TEXT EXCERPT.
---

We invited Tamara Ostervoss, Director of the Body Donation Program at Oregon Health & Science University, to provide more information about this method of final disposition and how it can be compatible with family and community-led after-death care.
Whole-body donation is an alternative to a traditional funeral and burial or cremation. Donating your body or your loved one’s body to a reputable body donation program supports medical education and research after death. Many people considering this option are unsure of how to plan or what the process may look like.
Donating one’s body is a personal decision and there are many different reasons for doing so. Not every body donation program is the same, has the same requirements, or provides the same options for the final disposition of a donor’s body afterward. That’s why it is important to find a program that best fits your personal beliefs and needs.
There are two different types of body donation programs, academic and private. Academic body donation programs are typically affiliated with a university, and are guided by their home university’s missions as well as their ethical requirements. Most academic programs are focused on the education of doctors or other health professionals as well as medical research within their geographical region. Private body donation programs determine their own mission, vision, values and are not associated with a university.

---

Entries taken from a collection:

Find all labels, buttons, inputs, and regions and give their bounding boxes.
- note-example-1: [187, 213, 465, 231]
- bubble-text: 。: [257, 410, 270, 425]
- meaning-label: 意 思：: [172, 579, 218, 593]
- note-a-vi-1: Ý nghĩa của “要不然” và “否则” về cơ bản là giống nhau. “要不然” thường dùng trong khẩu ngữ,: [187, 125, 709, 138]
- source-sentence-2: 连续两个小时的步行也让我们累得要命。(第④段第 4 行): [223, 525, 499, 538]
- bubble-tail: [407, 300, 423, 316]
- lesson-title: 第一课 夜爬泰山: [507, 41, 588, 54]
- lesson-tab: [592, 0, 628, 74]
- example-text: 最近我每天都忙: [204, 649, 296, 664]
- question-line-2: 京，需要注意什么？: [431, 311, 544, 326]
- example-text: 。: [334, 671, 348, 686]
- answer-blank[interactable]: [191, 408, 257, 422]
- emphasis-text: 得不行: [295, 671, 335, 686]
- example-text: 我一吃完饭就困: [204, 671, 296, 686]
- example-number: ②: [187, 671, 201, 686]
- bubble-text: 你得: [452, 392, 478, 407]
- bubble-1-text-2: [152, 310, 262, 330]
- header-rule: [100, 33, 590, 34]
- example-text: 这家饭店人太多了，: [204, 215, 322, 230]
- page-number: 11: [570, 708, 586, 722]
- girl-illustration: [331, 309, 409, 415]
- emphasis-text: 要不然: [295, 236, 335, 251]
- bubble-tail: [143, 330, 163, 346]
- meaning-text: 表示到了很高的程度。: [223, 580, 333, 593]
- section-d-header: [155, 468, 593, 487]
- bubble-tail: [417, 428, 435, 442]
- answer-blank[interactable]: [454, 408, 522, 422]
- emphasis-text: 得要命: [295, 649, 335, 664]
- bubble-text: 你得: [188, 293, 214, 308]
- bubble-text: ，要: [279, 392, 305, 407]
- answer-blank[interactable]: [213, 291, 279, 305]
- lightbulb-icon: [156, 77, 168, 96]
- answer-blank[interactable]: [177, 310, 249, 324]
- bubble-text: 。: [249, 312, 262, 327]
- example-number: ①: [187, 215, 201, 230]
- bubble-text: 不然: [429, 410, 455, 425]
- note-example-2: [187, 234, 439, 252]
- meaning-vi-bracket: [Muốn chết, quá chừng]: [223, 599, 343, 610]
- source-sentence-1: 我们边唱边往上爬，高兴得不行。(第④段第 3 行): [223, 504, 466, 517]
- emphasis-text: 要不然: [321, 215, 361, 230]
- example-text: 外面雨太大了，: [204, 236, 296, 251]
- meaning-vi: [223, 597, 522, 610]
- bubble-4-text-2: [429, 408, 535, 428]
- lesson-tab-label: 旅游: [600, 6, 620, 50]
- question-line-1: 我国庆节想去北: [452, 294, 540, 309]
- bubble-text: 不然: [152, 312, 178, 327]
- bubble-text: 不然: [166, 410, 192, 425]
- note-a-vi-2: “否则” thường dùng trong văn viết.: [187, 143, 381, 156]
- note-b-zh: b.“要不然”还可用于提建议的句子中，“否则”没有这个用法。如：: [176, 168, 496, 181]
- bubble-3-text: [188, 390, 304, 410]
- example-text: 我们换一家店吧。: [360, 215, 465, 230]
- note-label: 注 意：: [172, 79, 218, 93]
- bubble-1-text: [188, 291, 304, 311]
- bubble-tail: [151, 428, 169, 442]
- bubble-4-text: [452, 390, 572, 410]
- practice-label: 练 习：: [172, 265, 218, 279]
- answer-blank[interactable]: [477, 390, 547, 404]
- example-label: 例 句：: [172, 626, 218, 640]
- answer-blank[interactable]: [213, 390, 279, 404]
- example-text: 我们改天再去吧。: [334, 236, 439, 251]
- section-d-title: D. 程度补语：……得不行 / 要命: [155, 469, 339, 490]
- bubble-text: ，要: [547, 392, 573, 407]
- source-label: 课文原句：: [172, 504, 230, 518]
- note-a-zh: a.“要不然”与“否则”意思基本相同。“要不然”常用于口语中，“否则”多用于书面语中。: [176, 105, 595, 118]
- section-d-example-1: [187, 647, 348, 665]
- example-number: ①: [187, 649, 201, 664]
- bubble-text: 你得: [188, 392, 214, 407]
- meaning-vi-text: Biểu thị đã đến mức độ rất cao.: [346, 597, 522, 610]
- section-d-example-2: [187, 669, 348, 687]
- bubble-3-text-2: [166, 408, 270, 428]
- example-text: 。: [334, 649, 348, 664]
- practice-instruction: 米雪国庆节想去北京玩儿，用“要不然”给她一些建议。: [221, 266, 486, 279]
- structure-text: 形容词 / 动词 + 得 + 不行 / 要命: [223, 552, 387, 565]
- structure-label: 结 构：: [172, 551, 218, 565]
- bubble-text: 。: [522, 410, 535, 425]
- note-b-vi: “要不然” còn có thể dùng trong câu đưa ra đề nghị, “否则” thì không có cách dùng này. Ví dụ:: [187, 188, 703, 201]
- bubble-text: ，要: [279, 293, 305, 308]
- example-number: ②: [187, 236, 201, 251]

---

EXERCISE GOAL.
Answer these questions from the text on whole-body donation:
(a) What position does Tamara Ostervoss hold?
(b) According to the text, what does donating a body to a reputable program support after death?
(c) What are the two types of body donation programs?
None of the data is needed here.

ANSWER SPACE.
(a) Director of the Body Donation Program at Oregon Health & Science University.
(b) Medical education and research.
(c) Academic and private.